§ Set task
Write out the records that appear below, verbatim and complete, but without pictures.

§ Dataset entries
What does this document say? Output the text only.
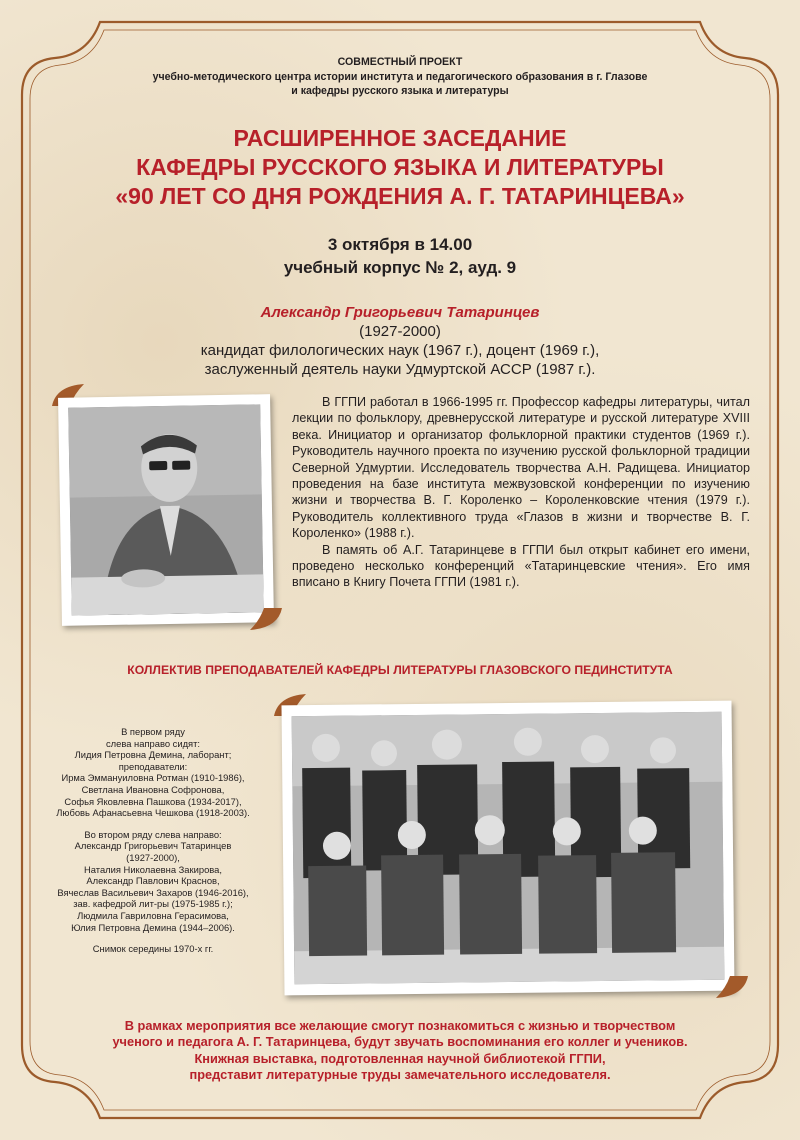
СОВМЕСТНЫЙ ПРОЕКТ
учебно-методического центра истории института и педагогического образования в г. Глазове
и кафедры русского языка и литературы
РАСШИРЕННОЕ ЗАСЕДАНИЕ
КАФЕДРЫ РУССКОГО ЯЗЫКА И ЛИТЕРАТУРЫ
«90 ЛЕТ СО ДНЯ РОЖДЕНИЯ А. Г. ТАТАРИНЦЕВА»
3 октября в 14.00
учебный корпус № 2, ауд. 9
Александр Григорьевич Татаринцев
(1927-2000)
кандидат филологических наук (1967 г.), доцент (1969 г.),
заслуженный деятель науки Удмуртской АССР (1987 г.).

В ГГПИ работал в 1966-1995 гг. Профессор кафедры литературы, читал лекции по фольклору, древнерусской литературе и русской литературе XVIII века. Инициатор и организатор фольклорной практики студентов (1969 г.). Руководитель научного проекта по изучению русской фольклорной традиции Северной Удмуртии. Исследователь творчества А.Н. Радищева. Инициатор проведения на базе института межвузовской конференции по изучению жизни и творчества В. Г. Короленко – Короленковские чтения (1979 г.). Руководитель коллективного труда «Глазов в жизни и творчестве В. Г. Короленко» (1988 г.).

В память об А.Г. Татаринцеве в ГГПИ был открыт кабинет его имени, проведено несколько конференций «Татаринцевские чтения». Его имя вписано в Книгу Почета ГГПИ (1981 г.).

КОЛЛЕКТИВ ПРЕПОДАВАТЕЛЕЙ КАФЕДРЫ ЛИТЕРАТУРЫ ГЛАЗОВСКОГО ПЕДИНСТИТУТА

В первом ряду
слева направо сидят:
Лидия Петровна Демина, лаборант;
преподаватели:
Ирма Эммануиловна Ротман (1910-1986),
Светлана Ивановна Софронова,
Софья Яковлевна Пашкова (1934-2017),
Любовь Афанасьевна Чешкова (1918-2003).

Во втором ряду слева направо:
Александр Григорьевич Татаринцев
(1927-2000),
Наталия Николаевна Закирова,
Александр Павлович Краснов,
Вячеслав Васильевич Захаров (1946-2016),
зав. кафедрой лит-ры (1975-1985 г.);
Людмила Гавриловна Герасимова,
Юлия Петровна Демина (1944–2006).

Снимок середины 1970-х гг.

В рамках мероприятия все желающие смогут познакомиться с жизнью и творчеством
ученого и педагога А. Г. Татаринцева, будут звучать воспоминания его коллег и учеников.
Книжная выставка, подготовленная научной библиотекой ГГПИ,
представит литературные труды замечательного исследователя.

§ Response for this exercise
What does this document say? Output the text only.
СОВМЕСТНЫЙ ПРОЕКТ
учебно-методического центра истории института и педагогического образования в г. Глазове
и кафедры русского языка и литературы
РАСШИРЕННОЕ ЗАСЕДАНИЕ
КАФЕДРЫ РУССКОГО ЯЗЫКА И ЛИТЕРАТУРЫ
«90 ЛЕТ СО ДНЯ РОЖДЕНИЯ А. Г. ТАТАРИНЦЕВА»
3 октября в 14.00
учебный корпус № 2, ауд. 9
Александр Григорьевич Татаринцев
(1927-2000)
кандидат филологических наук (1967 г.), доцент (1969 г.),
заслуженный деятель науки Удмуртской АССР (1987 г.).

В ГГПИ работал в 1966-1995 гг. Профессор кафедры литературы, читал лекции по фольклору, древнерусской литературе и русской литературе XVIII века. Инициатор и организатор фольклорной практики студентов (1969 г.). Руководитель научного проекта по изучению русской фольклорной традиции Северной Удмуртии. Исследователь творчества А.Н. Радищева. Инициатор проведения на базе института межвузовской конференции по изучению жизни и творчества В. Г. Короленко – Короленковские чтения (1979 г.). Руководитель коллективного труда «Глазов в жизни и творчестве В. Г. Короленко» (1988 г.).

В память об А.Г. Татаринцеве в ГГПИ был открыт кабинет его имени, проведено несколько конференций «Татаринцевские чтения». Его имя вписано в Книгу Почета ГГПИ (1981 г.).

КОЛЛЕКТИВ ПРЕПОДАВАТЕЛЕЙ КАФЕДРЫ ЛИТЕРАТУРЫ ГЛАЗОВСКОГО ПЕДИНСТИТУТА

В первом ряду
слева направо сидят:
Лидия Петровна Демина, лаборант;
преподаватели:
Ирма Эммануиловна Ротман (1910-1986),
Светлана Ивановна Софронова,
Софья Яковлевна Пашкова (1934-2017),
Любовь Афанасьевна Чешкова (1918-2003).

Во втором ряду слева направо:
Александр Григорьевич Татаринцев
(1927-2000),
Наталия Николаевна Закирова,
Александр Павлович Краснов,
Вячеслав Васильевич Захаров (1946-2016),
зав. кафедрой лит-ры (1975-1985 г.);
Людмила Гавриловна Герасимова,
Юлия Петровна Демина (1944–2006).

Снимок середины 1970-х гг.

В рамках мероприятия все желающие смогут познакомиться с жизнью и творчеством
ученого и педагога А. Г. Татаринцева, будут звучать воспоминания его коллег и учеников.
Книжная выставка, подготовленная научной библиотекой ГГПИ,
представит литературные труды замечательного исследователя.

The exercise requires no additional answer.